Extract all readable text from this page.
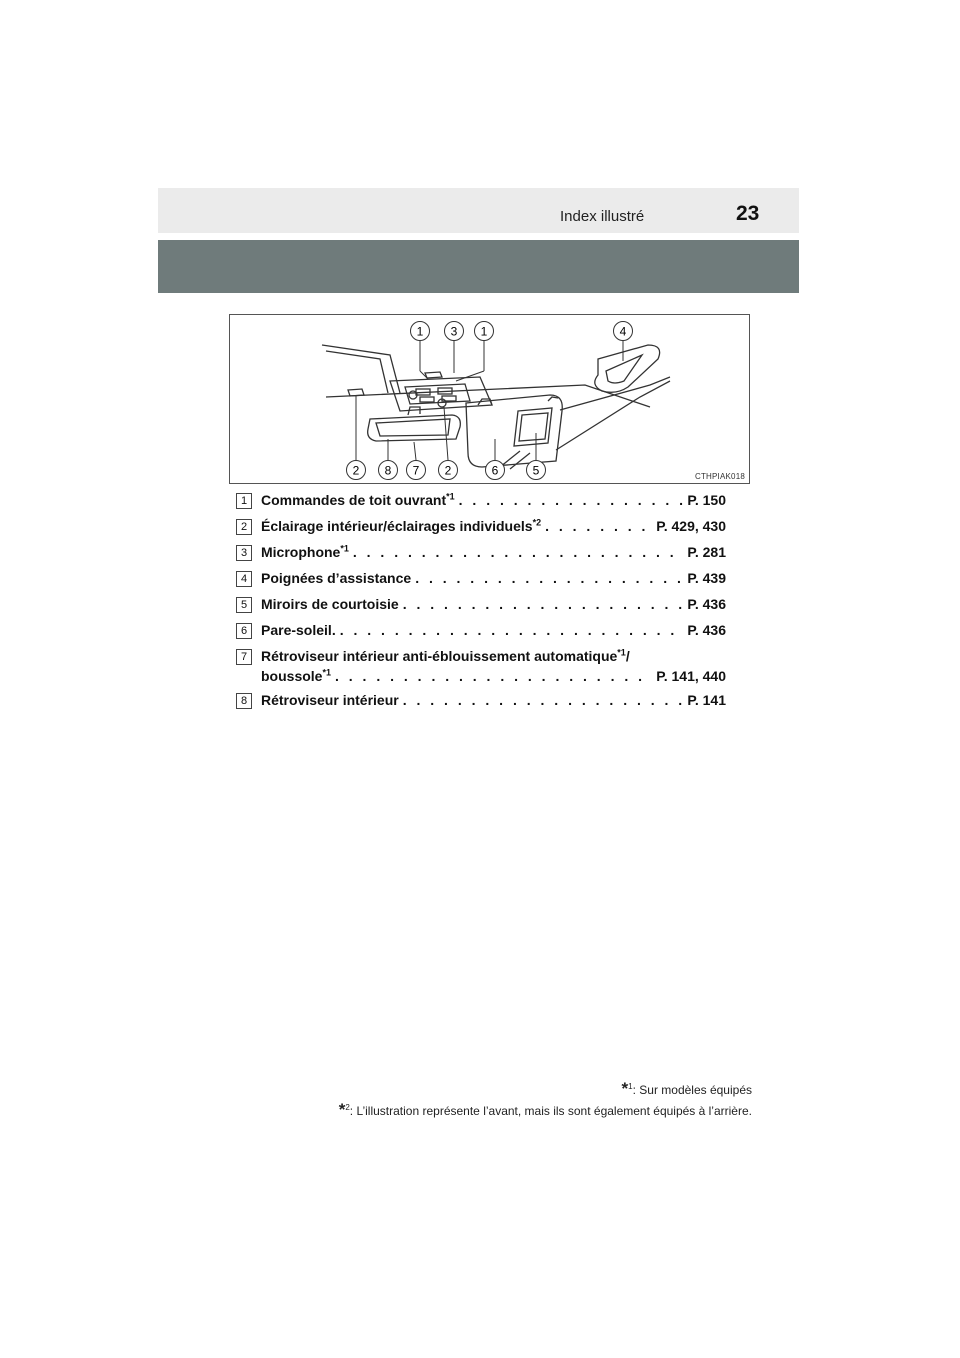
Index illustré	23
1 3 1	4
2 8 7 2	6	5	CTHPIAK018
1 Commandes de toit ouvrant$^{*1}$ . . .	P. 150
2 Éclairage intérieur/éclairages individuels$^{*2}$ . . .	P. 429, 430
3 Microphone$^{*1}$ . . .	P. 281
4 Poignées d’assistance . . .	P. 439
5 Miroirs de courtoisie . . .	P. 436
6 Pare-soleil. . . .	P. 436
7 Rétroviseur intérieur anti-éblouissement automatique$^{*1}$/
boussole$^{*1}$ . . .	P. 141, 440
8 Rétroviseur intérieur . . .	P. 141
*$^1$: Sur modèles équipés
*$^2$: L’illustration représente l’avant, mais ils sont également équipés à l’arrière.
◇ ◇ ◇ ◇ ◇ ◇ ◇
Written instruction = Are you able to set down all the lines above exactly, without any pictures?

Response =
Extract all readable text from this page.
Index illustré	23
1 3 1	4
2 8 7 2	6	5	CTHPIAK018
1 Commandes de toit ouvrant$^{*1}$ . . .	P. 150
2 Éclairage intérieur/éclairages individuels$^{*2}$ . . .	P. 429, 430
3 Microphone$^{*1}$ . . .	P. 281
4 Poignées d’assistance . . .	P. 439
5 Miroirs de courtoisie . . .	P. 436
6 Pare-soleil. . . .	P. 436
7 Rétroviseur intérieur anti-éblouissement automatique$^{*1}$/
boussole$^{*1}$ . . .	P. 141, 440
8 Rétroviseur intérieur . . .	P. 141
*$^1$: Sur modèles équipés
*$^2$: L’illustration représente l’avant, mais ils sont également équipés à l’arrière.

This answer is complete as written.